Find and copy lines holding "compare".

>> BEGIN PROVIDED ENTRIES

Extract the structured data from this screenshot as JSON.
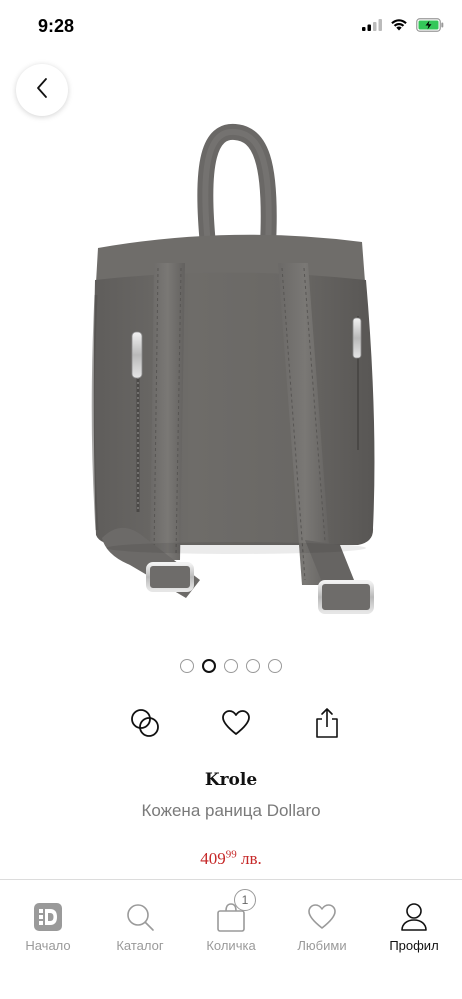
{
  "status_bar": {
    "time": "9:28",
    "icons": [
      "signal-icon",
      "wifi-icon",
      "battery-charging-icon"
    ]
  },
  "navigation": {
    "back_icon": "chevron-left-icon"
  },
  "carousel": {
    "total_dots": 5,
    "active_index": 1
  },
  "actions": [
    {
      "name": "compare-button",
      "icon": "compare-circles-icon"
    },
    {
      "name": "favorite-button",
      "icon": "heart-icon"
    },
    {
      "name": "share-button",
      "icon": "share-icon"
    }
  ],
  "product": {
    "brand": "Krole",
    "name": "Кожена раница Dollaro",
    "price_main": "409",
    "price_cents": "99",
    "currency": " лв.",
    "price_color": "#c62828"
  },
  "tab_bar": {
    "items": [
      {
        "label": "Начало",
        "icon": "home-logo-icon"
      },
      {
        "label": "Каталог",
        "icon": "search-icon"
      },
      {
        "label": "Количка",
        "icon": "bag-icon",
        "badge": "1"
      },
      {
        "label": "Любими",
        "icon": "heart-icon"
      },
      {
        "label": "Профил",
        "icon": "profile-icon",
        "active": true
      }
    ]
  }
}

>> END PROVIDED ENTRIES
>> BEGIN PROVIDED ENTRIES

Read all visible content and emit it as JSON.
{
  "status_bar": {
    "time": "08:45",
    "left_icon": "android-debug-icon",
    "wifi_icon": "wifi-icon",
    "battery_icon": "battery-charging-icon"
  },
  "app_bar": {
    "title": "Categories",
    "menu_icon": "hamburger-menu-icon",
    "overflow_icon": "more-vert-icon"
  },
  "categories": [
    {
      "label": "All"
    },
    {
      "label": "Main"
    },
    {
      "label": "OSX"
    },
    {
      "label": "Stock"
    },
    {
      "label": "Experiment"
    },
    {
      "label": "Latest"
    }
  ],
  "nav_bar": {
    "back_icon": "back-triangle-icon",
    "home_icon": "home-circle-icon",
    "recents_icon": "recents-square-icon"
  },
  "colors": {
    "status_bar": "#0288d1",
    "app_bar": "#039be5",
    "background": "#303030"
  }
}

>> END PROVIDED ENTRIES

| ANSWER TO THE EXERCISE |
      "name": "compare-button",
      "icon": "compare-circles-icon"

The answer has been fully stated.